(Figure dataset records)
** Begin **

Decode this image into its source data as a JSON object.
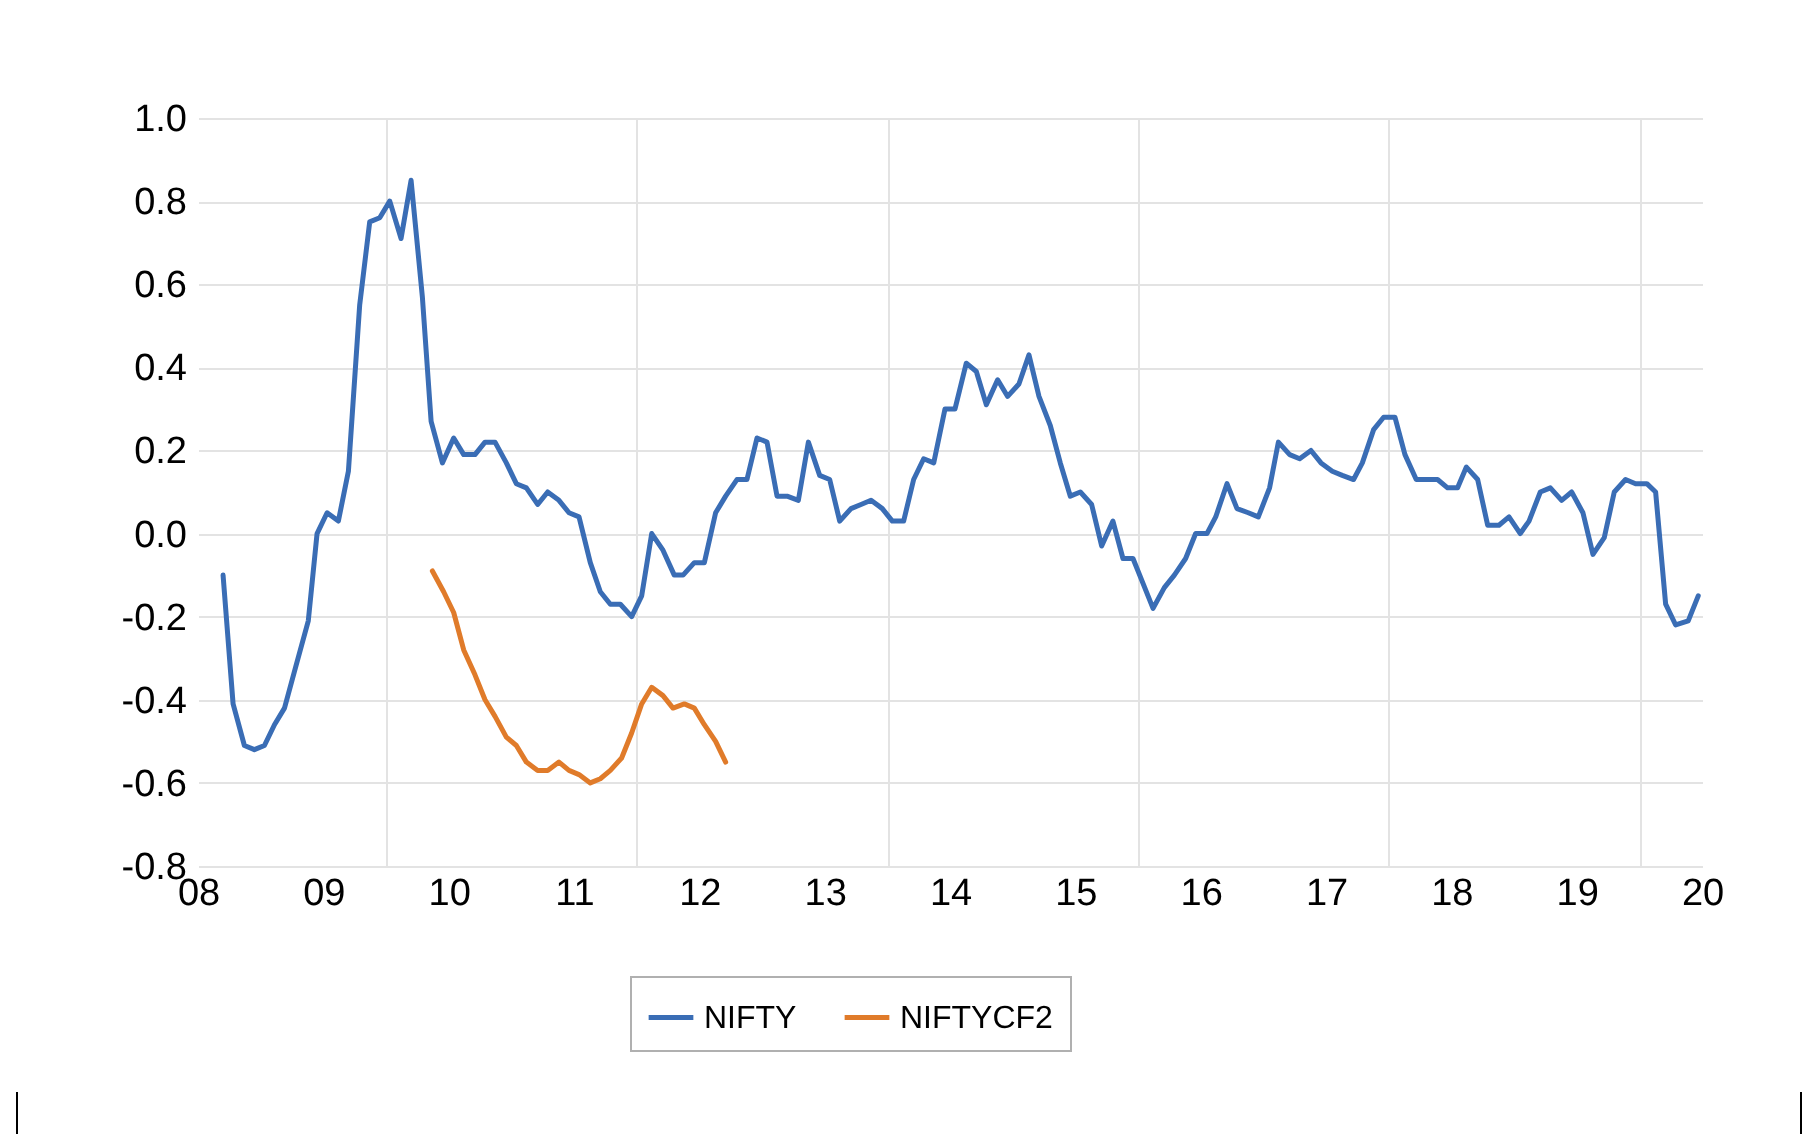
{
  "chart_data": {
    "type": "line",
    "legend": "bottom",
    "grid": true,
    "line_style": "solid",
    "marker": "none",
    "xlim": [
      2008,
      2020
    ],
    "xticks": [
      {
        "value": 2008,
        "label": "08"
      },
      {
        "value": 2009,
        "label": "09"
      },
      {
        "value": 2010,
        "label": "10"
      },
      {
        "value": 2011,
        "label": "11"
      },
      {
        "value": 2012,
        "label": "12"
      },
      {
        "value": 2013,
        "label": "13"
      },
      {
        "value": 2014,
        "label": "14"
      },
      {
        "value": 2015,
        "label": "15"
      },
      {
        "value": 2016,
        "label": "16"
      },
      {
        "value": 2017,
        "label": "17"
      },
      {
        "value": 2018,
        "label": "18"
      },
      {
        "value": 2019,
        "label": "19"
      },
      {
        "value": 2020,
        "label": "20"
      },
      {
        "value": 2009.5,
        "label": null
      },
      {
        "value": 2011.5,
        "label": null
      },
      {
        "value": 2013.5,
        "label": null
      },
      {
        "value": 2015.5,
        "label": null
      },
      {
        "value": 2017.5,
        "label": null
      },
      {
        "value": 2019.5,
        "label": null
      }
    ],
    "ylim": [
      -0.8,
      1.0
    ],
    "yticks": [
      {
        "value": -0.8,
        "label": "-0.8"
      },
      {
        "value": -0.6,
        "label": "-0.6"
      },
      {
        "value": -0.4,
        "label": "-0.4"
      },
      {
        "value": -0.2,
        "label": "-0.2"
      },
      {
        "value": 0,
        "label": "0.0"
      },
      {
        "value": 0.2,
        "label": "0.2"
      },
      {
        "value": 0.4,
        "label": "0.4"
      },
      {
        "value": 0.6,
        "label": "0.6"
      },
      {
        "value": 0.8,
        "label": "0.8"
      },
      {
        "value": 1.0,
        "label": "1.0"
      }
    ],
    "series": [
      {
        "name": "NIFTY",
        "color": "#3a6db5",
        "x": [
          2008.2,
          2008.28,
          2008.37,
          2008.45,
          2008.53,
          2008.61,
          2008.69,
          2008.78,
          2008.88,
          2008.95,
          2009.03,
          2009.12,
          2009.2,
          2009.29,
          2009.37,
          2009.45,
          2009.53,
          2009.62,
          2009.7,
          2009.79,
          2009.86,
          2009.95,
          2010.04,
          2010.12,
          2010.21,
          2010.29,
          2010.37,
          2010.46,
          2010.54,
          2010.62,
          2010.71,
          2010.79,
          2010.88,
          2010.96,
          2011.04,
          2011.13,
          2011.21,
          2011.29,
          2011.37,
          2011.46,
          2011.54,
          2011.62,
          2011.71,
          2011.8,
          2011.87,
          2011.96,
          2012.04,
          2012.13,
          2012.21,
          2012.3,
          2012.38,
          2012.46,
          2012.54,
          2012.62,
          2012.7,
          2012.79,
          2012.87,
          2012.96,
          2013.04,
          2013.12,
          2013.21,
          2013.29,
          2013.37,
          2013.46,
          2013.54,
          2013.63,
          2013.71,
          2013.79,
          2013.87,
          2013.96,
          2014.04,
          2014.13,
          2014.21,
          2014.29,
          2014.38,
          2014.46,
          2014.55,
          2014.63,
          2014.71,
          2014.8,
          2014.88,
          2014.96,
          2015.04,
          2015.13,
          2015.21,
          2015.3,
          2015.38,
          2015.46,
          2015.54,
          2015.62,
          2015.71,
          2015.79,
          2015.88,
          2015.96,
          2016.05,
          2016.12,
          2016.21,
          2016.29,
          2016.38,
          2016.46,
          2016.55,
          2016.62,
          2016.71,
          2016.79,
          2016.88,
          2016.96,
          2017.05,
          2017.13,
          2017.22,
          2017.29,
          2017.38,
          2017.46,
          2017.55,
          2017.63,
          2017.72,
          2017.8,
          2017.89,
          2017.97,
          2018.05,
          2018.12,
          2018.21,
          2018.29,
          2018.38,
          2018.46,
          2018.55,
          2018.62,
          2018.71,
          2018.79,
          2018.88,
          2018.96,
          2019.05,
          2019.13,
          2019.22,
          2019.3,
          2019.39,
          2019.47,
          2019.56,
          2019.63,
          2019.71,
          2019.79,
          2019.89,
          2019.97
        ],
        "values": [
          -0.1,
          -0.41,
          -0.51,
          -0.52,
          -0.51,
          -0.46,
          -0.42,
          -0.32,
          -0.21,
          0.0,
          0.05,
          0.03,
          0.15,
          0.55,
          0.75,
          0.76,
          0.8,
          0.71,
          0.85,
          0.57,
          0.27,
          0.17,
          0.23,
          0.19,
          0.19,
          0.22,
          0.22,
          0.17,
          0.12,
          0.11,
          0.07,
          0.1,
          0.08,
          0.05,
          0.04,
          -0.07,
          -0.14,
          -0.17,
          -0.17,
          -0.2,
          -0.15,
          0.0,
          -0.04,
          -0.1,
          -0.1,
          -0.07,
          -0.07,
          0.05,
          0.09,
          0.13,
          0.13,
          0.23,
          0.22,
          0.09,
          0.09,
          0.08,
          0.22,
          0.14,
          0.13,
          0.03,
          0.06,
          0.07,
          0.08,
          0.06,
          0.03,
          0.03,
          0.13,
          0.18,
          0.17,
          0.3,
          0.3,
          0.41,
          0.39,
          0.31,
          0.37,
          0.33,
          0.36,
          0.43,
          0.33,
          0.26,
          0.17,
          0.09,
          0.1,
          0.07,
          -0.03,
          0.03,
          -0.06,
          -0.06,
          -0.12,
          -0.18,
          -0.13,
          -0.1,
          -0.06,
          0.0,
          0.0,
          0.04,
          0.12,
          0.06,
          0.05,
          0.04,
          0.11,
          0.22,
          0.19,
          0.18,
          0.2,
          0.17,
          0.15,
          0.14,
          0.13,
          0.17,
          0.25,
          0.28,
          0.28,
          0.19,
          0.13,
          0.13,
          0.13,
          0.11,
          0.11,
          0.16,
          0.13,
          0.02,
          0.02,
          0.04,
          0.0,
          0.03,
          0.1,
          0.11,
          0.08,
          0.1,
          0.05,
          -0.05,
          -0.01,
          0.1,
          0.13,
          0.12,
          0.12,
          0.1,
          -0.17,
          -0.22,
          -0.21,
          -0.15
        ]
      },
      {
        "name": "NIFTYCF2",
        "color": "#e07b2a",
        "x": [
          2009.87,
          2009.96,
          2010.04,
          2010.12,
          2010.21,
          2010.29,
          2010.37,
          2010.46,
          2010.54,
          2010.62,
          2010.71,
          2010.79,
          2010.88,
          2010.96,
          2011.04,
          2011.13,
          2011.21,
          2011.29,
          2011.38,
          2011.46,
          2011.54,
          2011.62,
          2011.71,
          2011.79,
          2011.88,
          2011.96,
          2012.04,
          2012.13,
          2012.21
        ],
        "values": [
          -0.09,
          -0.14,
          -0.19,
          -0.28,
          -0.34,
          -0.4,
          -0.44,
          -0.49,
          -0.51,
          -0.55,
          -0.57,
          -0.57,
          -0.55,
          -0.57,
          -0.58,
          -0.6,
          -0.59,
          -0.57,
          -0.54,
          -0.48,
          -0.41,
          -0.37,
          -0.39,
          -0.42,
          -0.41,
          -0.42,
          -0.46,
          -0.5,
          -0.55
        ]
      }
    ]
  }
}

** End **

Will you restate every entry word for word and omit the images?

▸ Answer
Decode this image into its source data as a JSON object.
{
  "chart_data": {
    "type": "line",
    "legend": "bottom",
    "grid": true,
    "line_style": "solid",
    "marker": "none",
    "xlim": [
      2008,
      2020
    ],
    "xticks": [
      {
        "value": 2008,
        "label": "08"
      },
      {
        "value": 2009,
        "label": "09"
      },
      {
        "value": 2010,
        "label": "10"
      },
      {
        "value": 2011,
        "label": "11"
      },
      {
        "value": 2012,
        "label": "12"
      },
      {
        "value": 2013,
        "label": "13"
      },
      {
        "value": 2014,
        "label": "14"
      },
      {
        "value": 2015,
        "label": "15"
      },
      {
        "value": 2016,
        "label": "16"
      },
      {
        "value": 2017,
        "label": "17"
      },
      {
        "value": 2018,
        "label": "18"
      },
      {
        "value": 2019,
        "label": "19"
      },
      {
        "value": 2020,
        "label": "20"
      },
      {
        "value": 2009.5,
        "label": null
      },
      {
        "value": 2011.5,
        "label": null
      },
      {
        "value": 2013.5,
        "label": null
      },
      {
        "value": 2015.5,
        "label": null
      },
      {
        "value": 2017.5,
        "label": null
      },
      {
        "value": 2019.5,
        "label": null
      }
    ],
    "ylim": [
      -0.8,
      1.0
    ],
    "yticks": [
      {
        "value": -0.8,
        "label": "-0.8"
      },
      {
        "value": -0.6,
        "label": "-0.6"
      },
      {
        "value": -0.4,
        "label": "-0.4"
      },
      {
        "value": -0.2,
        "label": "-0.2"
      },
      {
        "value": 0,
        "label": "0.0"
      },
      {
        "value": 0.2,
        "label": "0.2"
      },
      {
        "value": 0.4,
        "label": "0.4"
      },
      {
        "value": 0.6,
        "label": "0.6"
      },
      {
        "value": 0.8,
        "label": "0.8"
      },
      {
        "value": 1.0,
        "label": "1.0"
      }
    ],
    "series": [
      {
        "name": "NIFTY",
        "color": "#3a6db5",
        "x": [
          2008.2,
          2008.28,
          2008.37,
          2008.45,
          2008.53,
          2008.61,
          2008.69,
          2008.78,
          2008.88,
          2008.95,
          2009.03,
          2009.12,
          2009.2,
          2009.29,
          2009.37,
          2009.45,
          2009.53,
          2009.62,
          2009.7,
          2009.79,
          2009.86,
          2009.95,
          2010.04,
          2010.12,
          2010.21,
          2010.29,
          2010.37,
          2010.46,
          2010.54,
          2010.62,
          2010.71,
          2010.79,
          2010.88,
          2010.96,
          2011.04,
          2011.13,
          2011.21,
          2011.29,
          2011.37,
          2011.46,
          2011.54,
          2011.62,
          2011.71,
          2011.8,
          2011.87,
          2011.96,
          2012.04,
          2012.13,
          2012.21,
          2012.3,
          2012.38,
          2012.46,
          2012.54,
          2012.62,
          2012.7,
          2012.79,
          2012.87,
          2012.96,
          2013.04,
          2013.12,
          2013.21,
          2013.29,
          2013.37,
          2013.46,
          2013.54,
          2013.63,
          2013.71,
          2013.79,
          2013.87,
          2013.96,
          2014.04,
          2014.13,
          2014.21,
          2014.29,
          2014.38,
          2014.46,
          2014.55,
          2014.63,
          2014.71,
          2014.8,
          2014.88,
          2014.96,
          2015.04,
          2015.13,
          2015.21,
          2015.3,
          2015.38,
          2015.46,
          2015.54,
          2015.62,
          2015.71,
          2015.79,
          2015.88,
          2015.96,
          2016.05,
          2016.12,
          2016.21,
          2016.29,
          2016.38,
          2016.46,
          2016.55,
          2016.62,
          2016.71,
          2016.79,
          2016.88,
          2016.96,
          2017.05,
          2017.13,
          2017.22,
          2017.29,
          2017.38,
          2017.46,
          2017.55,
          2017.63,
          2017.72,
          2017.8,
          2017.89,
          2017.97,
          2018.05,
          2018.12,
          2018.21,
          2018.29,
          2018.38,
          2018.46,
          2018.55,
          2018.62,
          2018.71,
          2018.79,
          2018.88,
          2018.96,
          2019.05,
          2019.13,
          2019.22,
          2019.3,
          2019.39,
          2019.47,
          2019.56,
          2019.63,
          2019.71,
          2019.79,
          2019.89,
          2019.97
        ],
        "values": [
          -0.1,
          -0.41,
          -0.51,
          -0.52,
          -0.51,
          -0.46,
          -0.42,
          -0.32,
          -0.21,
          0.0,
          0.05,
          0.03,
          0.15,
          0.55,
          0.75,
          0.76,
          0.8,
          0.71,
          0.85,
          0.57,
          0.27,
          0.17,
          0.23,
          0.19,
          0.19,
          0.22,
          0.22,
          0.17,
          0.12,
          0.11,
          0.07,
          0.1,
          0.08,
          0.05,
          0.04,
          -0.07,
          -0.14,
          -0.17,
          -0.17,
          -0.2,
          -0.15,
          0.0,
          -0.04,
          -0.1,
          -0.1,
          -0.07,
          -0.07,
          0.05,
          0.09,
          0.13,
          0.13,
          0.23,
          0.22,
          0.09,
          0.09,
          0.08,
          0.22,
          0.14,
          0.13,
          0.03,
          0.06,
          0.07,
          0.08,
          0.06,
          0.03,
          0.03,
          0.13,
          0.18,
          0.17,
          0.3,
          0.3,
          0.41,
          0.39,
          0.31,
          0.37,
          0.33,
          0.36,
          0.43,
          0.33,
          0.26,
          0.17,
          0.09,
          0.1,
          0.07,
          -0.03,
          0.03,
          -0.06,
          -0.06,
          -0.12,
          -0.18,
          -0.13,
          -0.1,
          -0.06,
          0.0,
          0.0,
          0.04,
          0.12,
          0.06,
          0.05,
          0.04,
          0.11,
          0.22,
          0.19,
          0.18,
          0.2,
          0.17,
          0.15,
          0.14,
          0.13,
          0.17,
          0.25,
          0.28,
          0.28,
          0.19,
          0.13,
          0.13,
          0.13,
          0.11,
          0.11,
          0.16,
          0.13,
          0.02,
          0.02,
          0.04,
          0.0,
          0.03,
          0.1,
          0.11,
          0.08,
          0.1,
          0.05,
          -0.05,
          -0.01,
          0.1,
          0.13,
          0.12,
          0.12,
          0.1,
          -0.17,
          -0.22,
          -0.21,
          -0.15
        ]
      },
      {
        "name": "NIFTYCF2",
        "color": "#e07b2a",
        "x": [
          2009.87,
          2009.96,
          2010.04,
          2010.12,
          2010.21,
          2010.29,
          2010.37,
          2010.46,
          2010.54,
          2010.62,
          2010.71,
          2010.79,
          2010.88,
          2010.96,
          2011.04,
          2011.13,
          2011.21,
          2011.29,
          2011.38,
          2011.46,
          2011.54,
          2011.62,
          2011.71,
          2011.79,
          2011.88,
          2011.96,
          2012.04,
          2012.13,
          2012.21
        ],
        "values": [
          -0.09,
          -0.14,
          -0.19,
          -0.28,
          -0.34,
          -0.4,
          -0.44,
          -0.49,
          -0.51,
          -0.55,
          -0.57,
          -0.57,
          -0.55,
          -0.57,
          -0.58,
          -0.6,
          -0.59,
          -0.57,
          -0.54,
          -0.48,
          -0.41,
          -0.37,
          -0.39,
          -0.42,
          -0.41,
          -0.42,
          -0.46,
          -0.5,
          -0.55
        ]
      }
    ]
  }
}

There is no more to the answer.